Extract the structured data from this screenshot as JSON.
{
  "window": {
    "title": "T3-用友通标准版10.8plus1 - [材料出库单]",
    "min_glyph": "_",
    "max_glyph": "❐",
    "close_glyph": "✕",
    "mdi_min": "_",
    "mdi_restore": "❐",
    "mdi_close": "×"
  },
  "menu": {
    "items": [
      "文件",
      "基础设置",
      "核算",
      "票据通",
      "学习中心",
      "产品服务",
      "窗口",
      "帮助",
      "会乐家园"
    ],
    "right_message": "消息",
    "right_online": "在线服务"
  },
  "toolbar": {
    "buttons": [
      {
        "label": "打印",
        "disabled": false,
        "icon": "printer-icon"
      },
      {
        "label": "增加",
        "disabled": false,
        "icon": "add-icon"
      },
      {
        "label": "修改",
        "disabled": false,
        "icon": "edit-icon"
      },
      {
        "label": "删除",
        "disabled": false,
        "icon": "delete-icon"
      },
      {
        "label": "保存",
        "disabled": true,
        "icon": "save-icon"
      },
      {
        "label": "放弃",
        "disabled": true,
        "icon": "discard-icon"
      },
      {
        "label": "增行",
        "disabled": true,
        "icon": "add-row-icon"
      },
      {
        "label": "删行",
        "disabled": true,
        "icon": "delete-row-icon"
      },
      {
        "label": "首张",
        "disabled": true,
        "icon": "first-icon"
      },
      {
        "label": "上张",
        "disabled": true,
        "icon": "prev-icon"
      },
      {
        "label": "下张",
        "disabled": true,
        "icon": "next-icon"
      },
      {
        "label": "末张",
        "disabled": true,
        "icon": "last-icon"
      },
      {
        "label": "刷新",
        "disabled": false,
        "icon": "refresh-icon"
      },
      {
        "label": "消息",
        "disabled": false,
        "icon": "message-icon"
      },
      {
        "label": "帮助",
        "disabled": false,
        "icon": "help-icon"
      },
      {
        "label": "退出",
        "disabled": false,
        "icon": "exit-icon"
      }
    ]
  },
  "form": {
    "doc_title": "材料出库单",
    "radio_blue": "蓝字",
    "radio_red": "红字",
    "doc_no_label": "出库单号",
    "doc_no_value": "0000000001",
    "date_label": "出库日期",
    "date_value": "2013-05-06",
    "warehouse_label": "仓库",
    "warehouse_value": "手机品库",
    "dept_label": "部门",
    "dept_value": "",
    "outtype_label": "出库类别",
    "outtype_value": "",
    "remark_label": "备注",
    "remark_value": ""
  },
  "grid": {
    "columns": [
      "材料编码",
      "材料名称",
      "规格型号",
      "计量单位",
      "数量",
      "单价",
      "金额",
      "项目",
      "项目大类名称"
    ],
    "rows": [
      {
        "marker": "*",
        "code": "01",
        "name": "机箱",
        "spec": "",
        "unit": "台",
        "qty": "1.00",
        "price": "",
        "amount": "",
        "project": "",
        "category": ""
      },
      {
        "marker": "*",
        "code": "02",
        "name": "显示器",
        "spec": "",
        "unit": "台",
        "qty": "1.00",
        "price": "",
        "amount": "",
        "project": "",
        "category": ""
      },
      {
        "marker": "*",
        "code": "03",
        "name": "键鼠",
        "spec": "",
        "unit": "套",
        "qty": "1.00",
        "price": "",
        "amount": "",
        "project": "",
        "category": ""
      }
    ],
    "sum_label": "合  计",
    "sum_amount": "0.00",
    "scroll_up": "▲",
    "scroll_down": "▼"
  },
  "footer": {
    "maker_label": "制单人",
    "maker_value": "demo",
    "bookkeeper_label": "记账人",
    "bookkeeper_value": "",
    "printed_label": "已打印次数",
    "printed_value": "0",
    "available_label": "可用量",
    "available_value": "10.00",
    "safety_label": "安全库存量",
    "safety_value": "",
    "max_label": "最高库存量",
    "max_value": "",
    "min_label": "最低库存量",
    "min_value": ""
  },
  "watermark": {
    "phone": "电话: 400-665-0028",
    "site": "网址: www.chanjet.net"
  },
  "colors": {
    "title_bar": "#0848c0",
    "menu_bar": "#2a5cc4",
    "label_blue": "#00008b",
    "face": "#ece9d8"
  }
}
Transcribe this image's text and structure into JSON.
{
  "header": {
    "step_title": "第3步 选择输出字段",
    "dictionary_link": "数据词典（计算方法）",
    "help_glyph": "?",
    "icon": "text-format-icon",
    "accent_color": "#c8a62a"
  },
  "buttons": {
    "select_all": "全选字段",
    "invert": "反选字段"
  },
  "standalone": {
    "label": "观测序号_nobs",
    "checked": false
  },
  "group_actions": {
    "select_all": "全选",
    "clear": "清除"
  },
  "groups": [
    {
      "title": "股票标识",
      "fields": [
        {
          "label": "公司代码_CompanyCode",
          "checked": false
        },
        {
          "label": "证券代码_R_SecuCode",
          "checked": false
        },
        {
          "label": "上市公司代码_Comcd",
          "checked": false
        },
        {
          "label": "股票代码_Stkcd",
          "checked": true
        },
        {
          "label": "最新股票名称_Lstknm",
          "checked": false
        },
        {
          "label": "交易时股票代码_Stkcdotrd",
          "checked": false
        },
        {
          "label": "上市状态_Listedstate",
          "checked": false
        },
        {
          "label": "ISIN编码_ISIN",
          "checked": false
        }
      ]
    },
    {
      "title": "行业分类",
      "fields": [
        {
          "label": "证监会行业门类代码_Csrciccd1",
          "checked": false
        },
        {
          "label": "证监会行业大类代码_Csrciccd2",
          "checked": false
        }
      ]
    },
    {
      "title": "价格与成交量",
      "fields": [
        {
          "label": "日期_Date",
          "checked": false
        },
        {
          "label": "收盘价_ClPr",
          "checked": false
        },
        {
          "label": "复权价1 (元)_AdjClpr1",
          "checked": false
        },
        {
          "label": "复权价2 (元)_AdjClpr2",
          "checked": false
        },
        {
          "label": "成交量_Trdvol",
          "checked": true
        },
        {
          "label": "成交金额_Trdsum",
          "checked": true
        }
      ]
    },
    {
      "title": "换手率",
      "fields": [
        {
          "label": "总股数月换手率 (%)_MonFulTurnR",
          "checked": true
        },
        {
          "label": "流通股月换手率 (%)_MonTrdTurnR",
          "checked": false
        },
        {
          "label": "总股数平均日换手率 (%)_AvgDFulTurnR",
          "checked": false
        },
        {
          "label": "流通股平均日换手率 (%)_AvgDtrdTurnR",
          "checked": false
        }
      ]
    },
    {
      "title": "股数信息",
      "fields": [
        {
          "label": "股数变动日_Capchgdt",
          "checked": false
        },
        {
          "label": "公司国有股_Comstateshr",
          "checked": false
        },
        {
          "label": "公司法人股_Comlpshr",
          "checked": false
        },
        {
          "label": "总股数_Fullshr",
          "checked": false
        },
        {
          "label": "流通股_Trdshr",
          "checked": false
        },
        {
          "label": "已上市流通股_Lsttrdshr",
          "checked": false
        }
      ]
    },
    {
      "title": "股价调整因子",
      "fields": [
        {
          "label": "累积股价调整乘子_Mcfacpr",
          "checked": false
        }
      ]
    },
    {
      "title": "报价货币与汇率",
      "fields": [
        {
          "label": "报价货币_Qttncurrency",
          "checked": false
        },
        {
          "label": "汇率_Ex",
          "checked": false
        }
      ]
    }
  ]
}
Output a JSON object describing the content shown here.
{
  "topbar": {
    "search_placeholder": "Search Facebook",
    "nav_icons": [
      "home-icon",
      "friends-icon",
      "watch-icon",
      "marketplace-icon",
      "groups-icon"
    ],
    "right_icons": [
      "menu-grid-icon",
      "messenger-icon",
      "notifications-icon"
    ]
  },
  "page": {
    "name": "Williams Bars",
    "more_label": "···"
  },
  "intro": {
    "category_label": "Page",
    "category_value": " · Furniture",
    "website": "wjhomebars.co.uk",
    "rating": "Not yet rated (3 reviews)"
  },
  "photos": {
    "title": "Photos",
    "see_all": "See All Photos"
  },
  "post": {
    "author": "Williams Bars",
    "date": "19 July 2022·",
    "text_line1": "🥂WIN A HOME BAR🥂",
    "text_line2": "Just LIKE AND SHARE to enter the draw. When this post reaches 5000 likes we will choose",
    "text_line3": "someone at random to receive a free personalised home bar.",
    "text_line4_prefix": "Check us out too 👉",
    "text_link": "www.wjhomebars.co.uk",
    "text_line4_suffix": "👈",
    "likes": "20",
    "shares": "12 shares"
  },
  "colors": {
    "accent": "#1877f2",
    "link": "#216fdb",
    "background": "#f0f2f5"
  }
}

---

AIM >>
From the line with "Output a JSON" to the last line of the material, give every line again exactly, and only those lines.

FULL ANSWER >>
Output a JSON object describing the content shown here.
{
  "topbar": {
    "search_placeholder": "Search Facebook",
    "nav_icons": [
      "home-icon",
      "friends-icon",
      "watch-icon",
      "marketplace-icon",
      "groups-icon"
    ],
    "right_icons": [
      "menu-grid-icon",
      "messenger-icon",
      "notifications-icon"
    ]
  },
  "page": {
    "name": "Williams Bars",
    "more_label": "···"
  },
  "intro": {
    "category_label": "Page",
    "category_value": " · Furniture",
    "website": "wjhomebars.co.uk",
    "rating": "Not yet rated (3 reviews)"
  },
  "photos": {
    "title": "Photos",
    "see_all": "See All Photos"
  },
  "post": {
    "author": "Williams Bars",
    "date": "19 July 2022·",
    "text_line1": "🥂WIN A HOME BAR🥂",
    "text_line2": "Just LIKE AND SHARE to enter the draw. When this post reaches 5000 likes we will choose",
    "text_line3": "someone at random to receive a free personalised home bar.",
    "text_line4_prefix": "Check us out too 👉",
    "text_link": "www.wjhomebars.co.uk",
    "text_line4_suffix": "👈",
    "likes": "20",
    "shares": "12 shares"
  },
  "colors": {
    "accent": "#1877f2",
    "link": "#216fdb",
    "background": "#f0f2f5"
  }
}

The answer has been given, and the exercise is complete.